■ What you will do ■
Every line that holds "Morin" should be shown.

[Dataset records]

_ _ _ _ _

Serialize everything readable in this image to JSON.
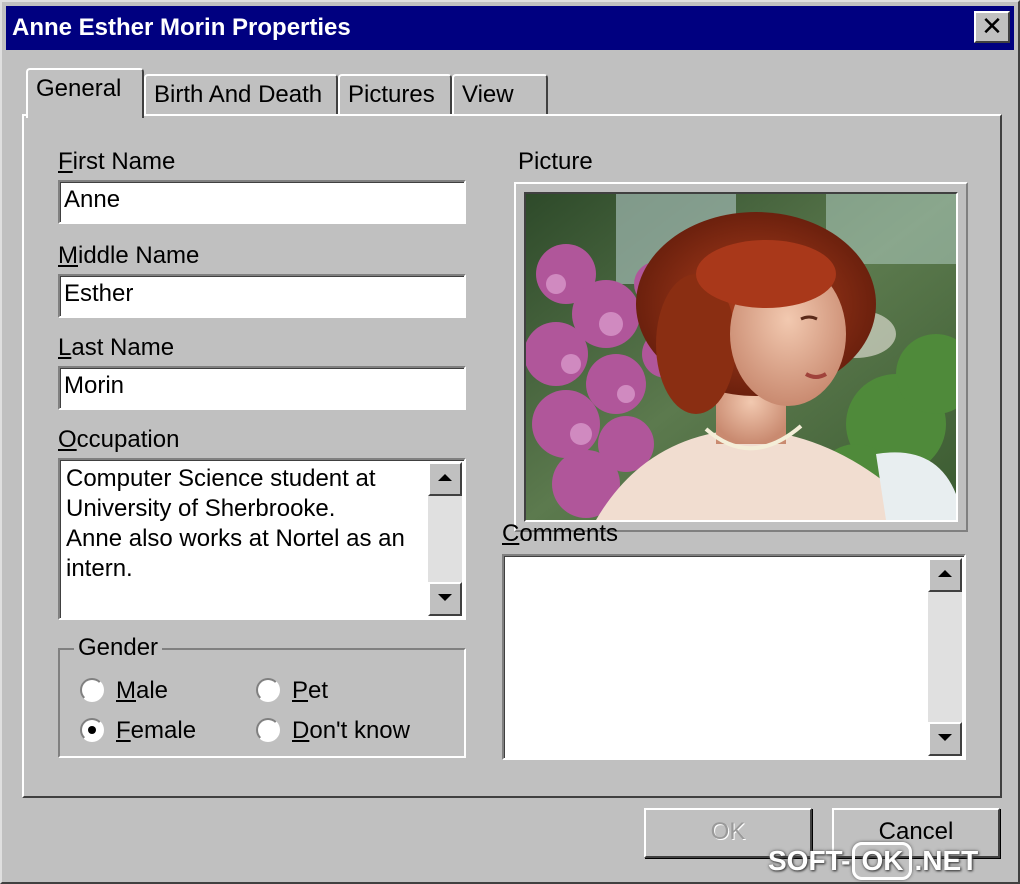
{
  "window": {
    "title": "Anne Esther Morin Properties"
  },
  "tabs": [
    {
      "label": "General",
      "active": true
    },
    {
      "label": "Birth And Death",
      "active": false
    },
    {
      "label": "Pictures",
      "active": false
    },
    {
      "label": "View",
      "active": false
    }
  ],
  "fields": {
    "first_name": {
      "label_ul": "F",
      "label_rest": "irst Name",
      "value": "Anne"
    },
    "middle_name": {
      "label_ul": "M",
      "label_rest": "iddle Name",
      "value": "Esther"
    },
    "last_name": {
      "label_ul": "L",
      "label_rest": "ast Name",
      "value": "Morin"
    },
    "occupation": {
      "label_ul": "O",
      "label_rest": "ccupation",
      "value": "Computer Science student at\nUniversity of Sherbrooke.\nAnne also works at Nortel as an\nintern."
    }
  },
  "gender": {
    "legend": "Gender",
    "options": [
      {
        "ul": "M",
        "rest": "ale",
        "checked": false
      },
      {
        "ul": "P",
        "rest": "et",
        "checked": false
      },
      {
        "ul": "F",
        "rest": "emale",
        "checked": true
      },
      {
        "ul": "D",
        "rest": "on't know",
        "checked": false
      }
    ]
  },
  "picture": {
    "label": "Picture"
  },
  "comments": {
    "label_ul": "C",
    "label_rest": "omments",
    "value": ""
  },
  "buttons": {
    "ok": "OK",
    "cancel": "Cancel"
  },
  "watermark": {
    "left": "SOFT-",
    "box": "OK",
    "right": ".NET"
  }
}
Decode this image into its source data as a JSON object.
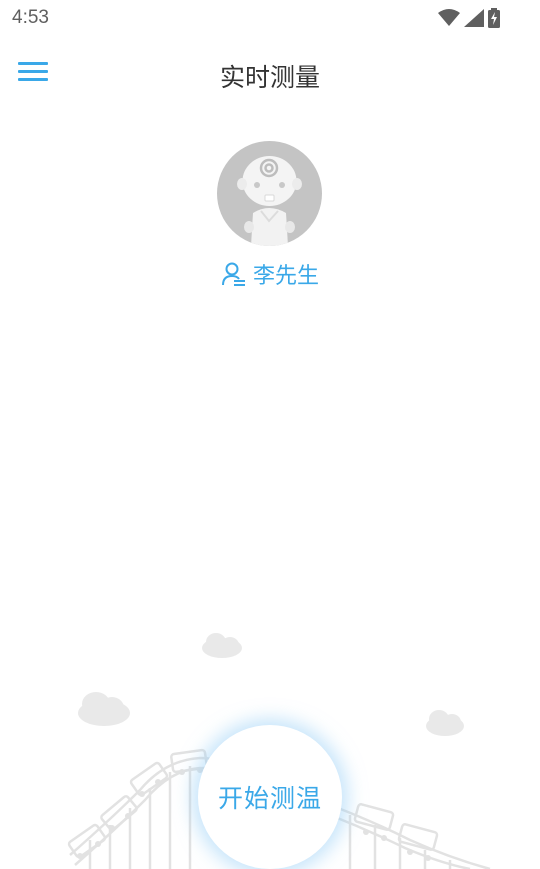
{
  "status_bar": {
    "time": "4:53",
    "icons": [
      "wifi-icon",
      "cell-signal-icon",
      "battery-charging-icon"
    ]
  },
  "app_bar": {
    "menu_icon": "hamburger-menu-icon",
    "title": "实时测量"
  },
  "profile": {
    "avatar_icon": "baby-avatar",
    "user_icon": "user-icon",
    "name": "李先生"
  },
  "action": {
    "start_label": "开始测温"
  },
  "colors": {
    "accent": "#3aa8e8",
    "title": "#333333",
    "avatar_bg": "#c4c4c4",
    "status_text": "#5f5f5f"
  }
}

_ _ _ _ _

■ Response ■
    "title": "Anne Esther Morin Properties"
      "value": "Morin"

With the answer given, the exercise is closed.